┌──
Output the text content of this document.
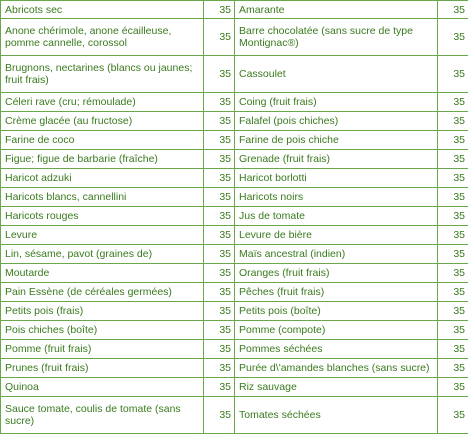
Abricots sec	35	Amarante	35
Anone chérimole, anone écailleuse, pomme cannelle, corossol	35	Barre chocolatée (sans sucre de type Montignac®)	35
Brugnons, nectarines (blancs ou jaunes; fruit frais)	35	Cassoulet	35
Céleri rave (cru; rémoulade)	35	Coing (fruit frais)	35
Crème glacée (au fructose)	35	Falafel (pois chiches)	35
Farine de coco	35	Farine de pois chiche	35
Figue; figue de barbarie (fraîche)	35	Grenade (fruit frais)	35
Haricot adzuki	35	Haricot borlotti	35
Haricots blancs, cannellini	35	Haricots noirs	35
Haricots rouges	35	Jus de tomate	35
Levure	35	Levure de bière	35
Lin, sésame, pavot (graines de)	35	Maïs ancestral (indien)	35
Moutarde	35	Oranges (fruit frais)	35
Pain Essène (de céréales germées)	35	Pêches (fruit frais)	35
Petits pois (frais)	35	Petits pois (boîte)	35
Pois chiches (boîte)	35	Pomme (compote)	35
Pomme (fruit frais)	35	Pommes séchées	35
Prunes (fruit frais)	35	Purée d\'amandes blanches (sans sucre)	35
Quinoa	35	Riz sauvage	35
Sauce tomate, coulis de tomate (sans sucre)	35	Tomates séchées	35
└──
Write out the material above again, word for word, minus its pictures.

Output the text content of this document.
Abricots sec	35	Amarante	35
Anone chérimole, anone écailleuse, pomme cannelle, corossol	35	Barre chocolatée (sans sucre de type Montignac®)	35
Brugnons, nectarines (blancs ou jaunes; fruit frais)	35	Cassoulet	35
Céleri rave (cru; rémoulade)	35	Coing (fruit frais)	35
Crème glacée (au fructose)	35	Falafel (pois chiches)	35
Farine de coco	35	Farine de pois chiche	35
Figue; figue de barbarie (fraîche)	35	Grenade (fruit frais)	35
Haricot adzuki	35	Haricot borlotti	35
Haricots blancs, cannellini	35	Haricots noirs	35
Haricots rouges	35	Jus de tomate	35
Levure	35	Levure de bière	35
Lin, sésame, pavot (graines de)	35	Maïs ancestral (indien)	35
Moutarde	35	Oranges (fruit frais)	35
Pain Essène (de céréales germées)	35	Pêches (fruit frais)	35
Petits pois (frais)	35	Petits pois (boîte)	35
Pois chiches (boîte)	35	Pomme (compote)	35
Pomme (fruit frais)	35	Pommes séchées	35
Prunes (fruit frais)	35	Purée d\'amandes blanches (sans sucre)	35
Quinoa	35	Riz sauvage	35
Sauce tomate, coulis de tomate (sans sucre)	35	Tomates séchées	35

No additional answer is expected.